◆ Task statement ◆
Locate the string "entered" in the records below. Copy every line where it occurs.

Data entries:

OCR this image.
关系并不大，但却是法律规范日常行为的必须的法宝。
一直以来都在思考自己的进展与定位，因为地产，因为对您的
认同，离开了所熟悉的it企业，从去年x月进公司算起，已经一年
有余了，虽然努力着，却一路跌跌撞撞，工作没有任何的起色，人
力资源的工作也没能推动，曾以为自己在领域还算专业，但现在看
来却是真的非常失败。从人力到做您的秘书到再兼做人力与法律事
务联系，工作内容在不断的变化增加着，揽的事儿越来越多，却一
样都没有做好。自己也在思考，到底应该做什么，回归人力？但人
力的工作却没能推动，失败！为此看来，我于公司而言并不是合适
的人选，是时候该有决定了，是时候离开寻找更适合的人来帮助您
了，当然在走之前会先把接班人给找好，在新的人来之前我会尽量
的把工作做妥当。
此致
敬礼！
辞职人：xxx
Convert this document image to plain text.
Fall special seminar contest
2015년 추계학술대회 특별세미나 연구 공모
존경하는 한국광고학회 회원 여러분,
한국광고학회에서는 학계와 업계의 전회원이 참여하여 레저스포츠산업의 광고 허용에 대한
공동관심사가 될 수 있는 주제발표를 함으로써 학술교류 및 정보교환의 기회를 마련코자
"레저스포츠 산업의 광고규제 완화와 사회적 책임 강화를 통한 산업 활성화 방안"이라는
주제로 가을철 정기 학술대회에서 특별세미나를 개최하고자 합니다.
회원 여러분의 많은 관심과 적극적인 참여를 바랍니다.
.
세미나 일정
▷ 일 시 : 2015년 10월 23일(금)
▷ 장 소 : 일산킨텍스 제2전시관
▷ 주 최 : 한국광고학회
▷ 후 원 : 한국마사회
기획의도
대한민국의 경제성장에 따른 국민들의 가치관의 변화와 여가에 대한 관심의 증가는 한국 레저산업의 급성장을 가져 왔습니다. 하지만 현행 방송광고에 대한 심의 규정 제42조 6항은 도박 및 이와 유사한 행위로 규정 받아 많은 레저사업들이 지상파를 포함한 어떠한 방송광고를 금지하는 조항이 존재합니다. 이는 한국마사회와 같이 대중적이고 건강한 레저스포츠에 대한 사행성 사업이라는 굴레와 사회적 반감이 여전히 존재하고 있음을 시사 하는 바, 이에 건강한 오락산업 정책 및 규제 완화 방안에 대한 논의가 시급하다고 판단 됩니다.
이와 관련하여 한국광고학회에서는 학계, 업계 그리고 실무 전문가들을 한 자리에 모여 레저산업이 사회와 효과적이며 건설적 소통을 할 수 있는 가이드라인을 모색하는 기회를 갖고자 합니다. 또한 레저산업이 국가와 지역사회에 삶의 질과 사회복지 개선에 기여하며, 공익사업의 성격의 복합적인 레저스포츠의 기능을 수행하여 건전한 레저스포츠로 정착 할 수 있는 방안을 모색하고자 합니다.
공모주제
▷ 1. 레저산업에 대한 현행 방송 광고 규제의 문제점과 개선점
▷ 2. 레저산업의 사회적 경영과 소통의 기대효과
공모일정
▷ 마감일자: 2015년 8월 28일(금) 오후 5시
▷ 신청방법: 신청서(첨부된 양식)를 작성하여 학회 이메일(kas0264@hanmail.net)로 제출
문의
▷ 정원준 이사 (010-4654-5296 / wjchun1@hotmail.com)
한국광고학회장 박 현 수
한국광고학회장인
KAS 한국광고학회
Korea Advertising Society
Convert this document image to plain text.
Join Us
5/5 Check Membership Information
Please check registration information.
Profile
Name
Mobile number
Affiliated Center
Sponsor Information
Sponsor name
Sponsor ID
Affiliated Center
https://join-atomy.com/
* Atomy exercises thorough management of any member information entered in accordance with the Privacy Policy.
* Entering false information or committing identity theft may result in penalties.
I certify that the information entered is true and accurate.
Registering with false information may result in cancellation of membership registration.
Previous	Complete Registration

◆ Task response ◆
* Atomy exercises thorough management of any member information entered in accordance with the Privacy Policy.
I certify that the information entered is true and accurate.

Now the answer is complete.